====== Provided entries

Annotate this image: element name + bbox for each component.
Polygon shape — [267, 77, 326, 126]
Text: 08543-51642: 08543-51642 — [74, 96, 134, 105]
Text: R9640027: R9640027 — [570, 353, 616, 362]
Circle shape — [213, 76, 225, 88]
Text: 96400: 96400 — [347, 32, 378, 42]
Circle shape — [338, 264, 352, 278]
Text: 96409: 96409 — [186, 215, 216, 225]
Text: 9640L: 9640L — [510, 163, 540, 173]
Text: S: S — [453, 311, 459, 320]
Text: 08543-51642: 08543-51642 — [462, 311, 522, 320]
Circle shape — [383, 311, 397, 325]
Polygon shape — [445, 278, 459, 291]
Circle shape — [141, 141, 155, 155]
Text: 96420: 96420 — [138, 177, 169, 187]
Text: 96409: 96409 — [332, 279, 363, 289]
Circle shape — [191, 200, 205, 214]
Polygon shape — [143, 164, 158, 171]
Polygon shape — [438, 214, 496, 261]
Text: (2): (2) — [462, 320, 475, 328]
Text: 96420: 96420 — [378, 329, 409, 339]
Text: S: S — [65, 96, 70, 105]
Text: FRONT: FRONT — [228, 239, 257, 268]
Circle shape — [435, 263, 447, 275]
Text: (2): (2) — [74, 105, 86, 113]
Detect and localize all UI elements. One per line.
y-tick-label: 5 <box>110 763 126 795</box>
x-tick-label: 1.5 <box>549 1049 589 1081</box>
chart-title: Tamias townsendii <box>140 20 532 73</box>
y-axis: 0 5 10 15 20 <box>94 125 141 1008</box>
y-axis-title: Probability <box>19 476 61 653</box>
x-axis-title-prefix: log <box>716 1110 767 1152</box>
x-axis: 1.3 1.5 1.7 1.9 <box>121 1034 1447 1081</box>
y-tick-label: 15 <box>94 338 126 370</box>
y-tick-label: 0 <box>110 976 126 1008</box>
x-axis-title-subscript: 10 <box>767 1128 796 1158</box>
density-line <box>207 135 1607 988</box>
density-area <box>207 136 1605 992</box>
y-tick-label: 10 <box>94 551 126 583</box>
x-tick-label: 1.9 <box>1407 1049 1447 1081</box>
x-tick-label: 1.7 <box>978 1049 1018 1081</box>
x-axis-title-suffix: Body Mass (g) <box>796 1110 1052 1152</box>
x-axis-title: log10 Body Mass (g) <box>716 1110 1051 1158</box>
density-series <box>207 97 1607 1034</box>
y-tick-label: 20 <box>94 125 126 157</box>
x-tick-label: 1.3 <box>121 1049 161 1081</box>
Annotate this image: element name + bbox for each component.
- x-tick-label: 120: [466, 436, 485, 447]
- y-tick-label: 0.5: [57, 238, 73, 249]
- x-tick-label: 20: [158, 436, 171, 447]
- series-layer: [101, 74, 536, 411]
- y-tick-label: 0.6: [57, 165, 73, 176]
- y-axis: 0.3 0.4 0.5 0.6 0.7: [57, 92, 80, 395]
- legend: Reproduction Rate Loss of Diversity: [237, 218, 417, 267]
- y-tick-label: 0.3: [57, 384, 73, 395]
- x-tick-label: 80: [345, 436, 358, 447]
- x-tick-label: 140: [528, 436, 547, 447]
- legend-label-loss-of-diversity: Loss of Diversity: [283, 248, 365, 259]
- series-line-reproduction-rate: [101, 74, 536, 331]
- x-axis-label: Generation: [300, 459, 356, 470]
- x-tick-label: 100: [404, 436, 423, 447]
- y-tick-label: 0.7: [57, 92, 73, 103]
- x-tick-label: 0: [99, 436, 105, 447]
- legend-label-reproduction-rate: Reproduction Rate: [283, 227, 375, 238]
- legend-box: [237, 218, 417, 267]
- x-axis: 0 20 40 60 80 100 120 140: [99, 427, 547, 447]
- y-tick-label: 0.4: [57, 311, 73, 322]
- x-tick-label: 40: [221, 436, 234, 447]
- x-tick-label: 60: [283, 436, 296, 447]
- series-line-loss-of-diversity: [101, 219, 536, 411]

============

Required work -> Please rewrite the records above, swapping "Circle shape" for "Circle marker" wherever it appears and keeping everything else the same.

Answer to the task ->
Annotate this image: element name + bbox for each component.
Polygon shape — [267, 77, 326, 126]
Text: 08543-51642: 08543-51642 — [74, 96, 134, 105]
Text: R9640027: R9640027 — [570, 353, 616, 362]
Circle marker — [213, 76, 225, 88]
Text: 96400: 96400 — [347, 32, 378, 42]
Circle marker — [338, 264, 352, 278]
Text: 96409: 96409 — [186, 215, 216, 225]
Text: 9640L: 9640L — [510, 163, 540, 173]
Text: S: S — [453, 311, 459, 320]
Text: 08543-51642: 08543-51642 — [462, 311, 522, 320]
Circle marker — [383, 311, 397, 325]
Polygon shape — [445, 278, 459, 291]
Circle marker — [141, 141, 155, 155]
Text: 96420: 96420 — [138, 177, 169, 187]
Text: 96409: 96409 — [332, 279, 363, 289]
Circle marker — [191, 200, 205, 214]
Polygon shape — [143, 164, 158, 171]
Polygon shape — [438, 214, 496, 261]
Text: (2): (2) — [462, 320, 475, 328]
Text: 96420: 96420 — [378, 329, 409, 339]
Text: S: S — [65, 96, 70, 105]
Text: FRONT: FRONT — [228, 239, 257, 268]
Circle marker — [435, 263, 447, 275]
Text: (2): (2) — [74, 105, 86, 113]
Detect and localize all UI elements. One per line.
y-tick-label: 5 <box>110 763 126 795</box>
x-tick-label: 1.5 <box>549 1049 589 1081</box>
chart-title: Tamias townsendii <box>140 20 532 73</box>
y-axis: 0 5 10 15 20 <box>94 125 141 1008</box>
y-axis-title: Probability <box>19 476 61 653</box>
x-axis-title-prefix: log <box>716 1110 767 1152</box>
x-axis: 1.3 1.5 1.7 1.9 <box>121 1034 1447 1081</box>
y-tick-label: 15 <box>94 338 126 370</box>
y-tick-label: 0 <box>110 976 126 1008</box>
x-axis-title-subscript: 10 <box>767 1128 796 1158</box>
density-line <box>207 135 1607 988</box>
density-area <box>207 136 1605 992</box>
y-tick-label: 10 <box>94 551 126 583</box>
x-tick-label: 1.9 <box>1407 1049 1447 1081</box>
x-tick-label: 1.7 <box>978 1049 1018 1081</box>
x-axis-title-suffix: Body Mass (g) <box>796 1110 1052 1152</box>
x-axis-title: log10 Body Mass (g) <box>716 1110 1051 1158</box>
density-series <box>207 97 1607 1034</box>
y-tick-label: 20 <box>94 125 126 157</box>
x-tick-label: 1.3 <box>121 1049 161 1081</box>
Annotate this image: element name + bbox for each component.
- x-tick-label: 120: [466, 436, 485, 447]
- y-tick-label: 0.5: [57, 238, 73, 249]
- x-tick-label: 20: [158, 436, 171, 447]
- series-layer: [101, 74, 536, 411]
- y-tick-label: 0.6: [57, 165, 73, 176]
- y-axis: 0.3 0.4 0.5 0.6 0.7: [57, 92, 80, 395]
- legend: Reproduction Rate Loss of Diversity: [237, 218, 417, 267]
- y-tick-label: 0.3: [57, 384, 73, 395]
- x-tick-label: 80: [345, 436, 358, 447]
- x-tick-label: 140: [528, 436, 547, 447]
- legend-label-loss-of-diversity: Loss of Diversity: [283, 248, 365, 259]
- series-line-reproduction-rate: [101, 74, 536, 331]
- x-axis-label: Generation: [300, 459, 356, 470]
- x-tick-label: 100: [404, 436, 423, 447]
- y-tick-label: 0.7: [57, 92, 73, 103]
- x-tick-label: 0: [99, 436, 105, 447]
- legend-label-reproduction-rate: Reproduction Rate: [283, 227, 375, 238]
- legend-box: [237, 218, 417, 267]
- x-axis: 0 20 40 60 80 100 120 140: [99, 427, 547, 447]
- y-tick-label: 0.4: [57, 311, 73, 322]
- x-tick-label: 40: [221, 436, 234, 447]
- x-tick-label: 60: [283, 436, 296, 447]
- series-line-loss-of-diversity: [101, 219, 536, 411]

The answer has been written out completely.